▸ SHORT TASK:
With the pictures left out, copy the listing below exactly.

▸ ENTRIES SHOWN:
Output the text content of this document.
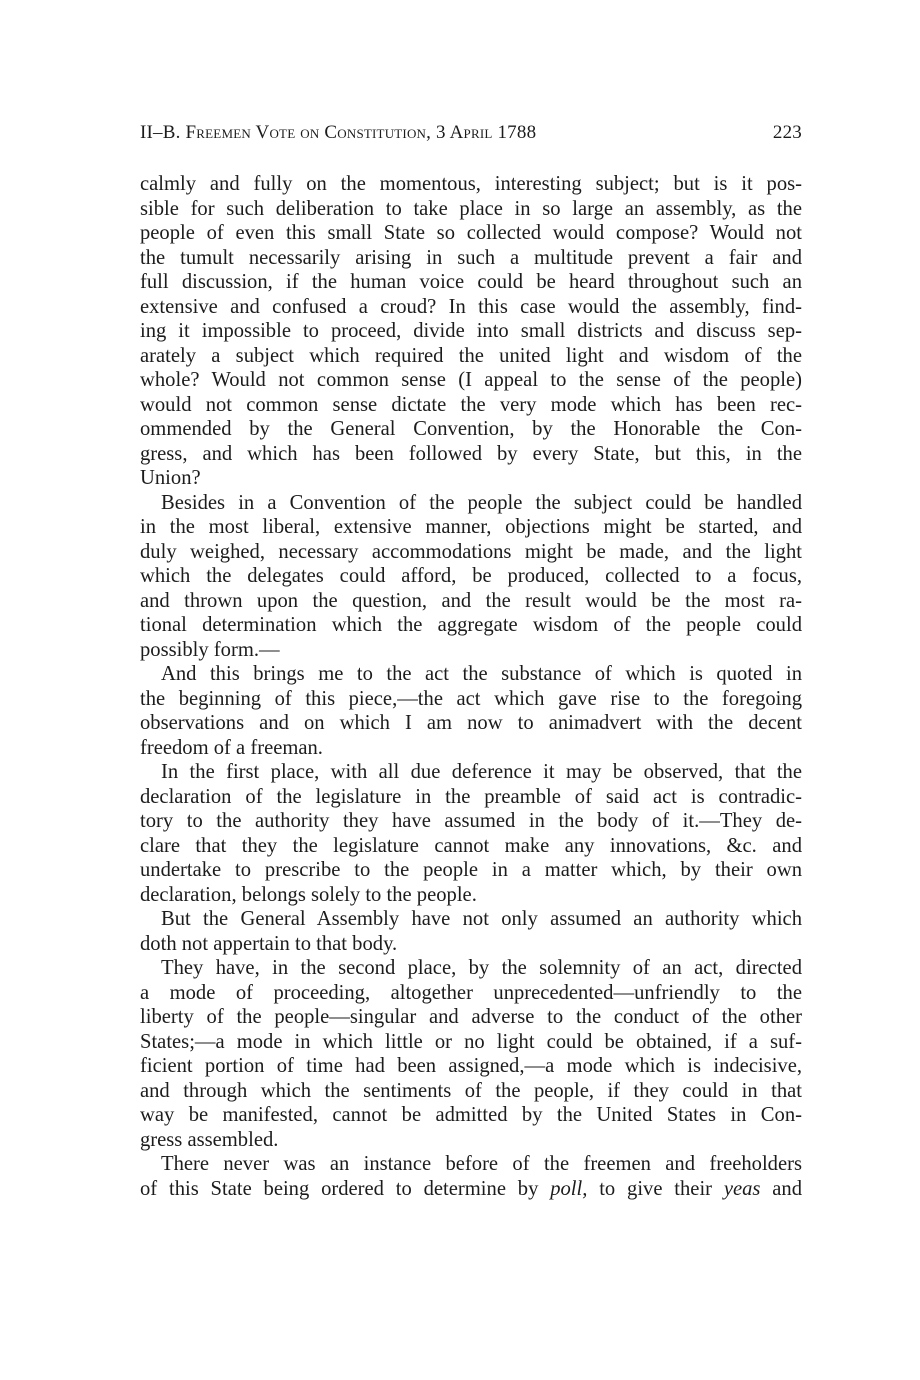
II–B. Freemen Vote on Constitution, 3 April 1788	223

calmly and fully on the momentous, interesting subject; but is it pos-
sible for such deliberation to take place in so large an assembly, as the
people of even this small State so collected would compose? Would not
the tumult necessarily arising in such a multitude prevent a fair and
full discussion, if the human voice could be heard throughout such an
extensive and confused a croud? In this case would the assembly, find-
ing it impossible to proceed, divide into small districts and discuss sep-
arately a subject which required the united light and wisdom of the
whole? Would not common sense (I appeal to the sense of the people)
would not common sense dictate the very mode which has been rec-
ommended by the General Convention, by the Honorable the Con-
gress, and which has been followed by every State, but this, in the
Union?

Besides in a Convention of the people the subject could be handled
in the most liberal, extensive manner, objections might be started, and
duly weighed, necessary accommodations might be made, and the light
which the delegates could afford, be produced, collected to a focus,
and thrown upon the question, and the result would be the most ra-
tional determination which the aggregate wisdom of the people could
possibly form.—

And this brings me to the act the substance of which is quoted in
the beginning of this piece,—the act which gave rise to the foregoing
observations and on which I am now to animadvert with the decent
freedom of a freeman.

In the first place, with all due deference it may be observed, that the
declaration of the legislature in the preamble of said act is contradic-
tory to the authority they have assumed in the body of it.—They de-
clare that they the legislature cannot make any innovations, &c. and
undertake to prescribe to the people in a matter which, by their own
declaration, belongs solely to the people.

But the General Assembly have not only assumed an authority which
doth not appertain to that body.

They have, in the second place, by the solemnity of an act, directed
a mode of proceeding, altogether unprecedented—unfriendly to the
liberty of the people—singular and adverse to the conduct of the other
States;—a mode in which little or no light could be obtained, if a suf-
ficient portion of time had been assigned,—a mode which is indecisive,
and through which the sentiments of the people, if they could in that
way be manifested, cannot be admitted by the United States in Con-
gress assembled.

There never was an instance before of the freemen and freeholders
of this State being ordered to determine by poll, to give their yeas and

▸ COMPLETE OUTPUT:
Output the text content of this document.
II–B. Freemen Vote on Constitution, 3 April 1788	223

calmly and fully on the momentous, interesting subject; but is it pos-
sible for such deliberation to take place in so large an assembly, as the
people of even this small State so collected would compose? Would not
the tumult necessarily arising in such a multitude prevent a fair and
full discussion, if the human voice could be heard throughout such an
extensive and confused a croud? In this case would the assembly, find-
ing it impossible to proceed, divide into small districts and discuss sep-
arately a subject which required the united light and wisdom of the
whole? Would not common sense (I appeal to the sense of the people)
would not common sense dictate the very mode which has been rec-
ommended by the General Convention, by the Honorable the Con-
gress, and which has been followed by every State, but this, in the
Union?

Besides in a Convention of the people the subject could be handled
in the most liberal, extensive manner, objections might be started, and
duly weighed, necessary accommodations might be made, and the light
which the delegates could afford, be produced, collected to a focus,
and thrown upon the question, and the result would be the most ra-
tional determination which the aggregate wisdom of the people could
possibly form.—

And this brings me to the act the substance of which is quoted in
the beginning of this piece,—the act which gave rise to the foregoing
observations and on which I am now to animadvert with the decent
freedom of a freeman.

In the first place, with all due deference it may be observed, that the
declaration of the legislature in the preamble of said act is contradic-
tory to the authority they have assumed in the body of it.—They de-
clare that they the legislature cannot make any innovations, &c. and
undertake to prescribe to the people in a matter which, by their own
declaration, belongs solely to the people.

But the General Assembly have not only assumed an authority which
doth not appertain to that body.

They have, in the second place, by the solemnity of an act, directed
a mode of proceeding, altogether unprecedented—unfriendly to the
liberty of the people—singular and adverse to the conduct of the other
States;—a mode in which little or no light could be obtained, if a suf-
ficient portion of time had been assigned,—a mode which is indecisive,
and through which the sentiments of the people, if they could in that
way be manifested, cannot be admitted by the United States in Con-
gress assembled.

There never was an instance before of the freemen and freeholders
of this State being ordered to determine by poll, to give their yeas and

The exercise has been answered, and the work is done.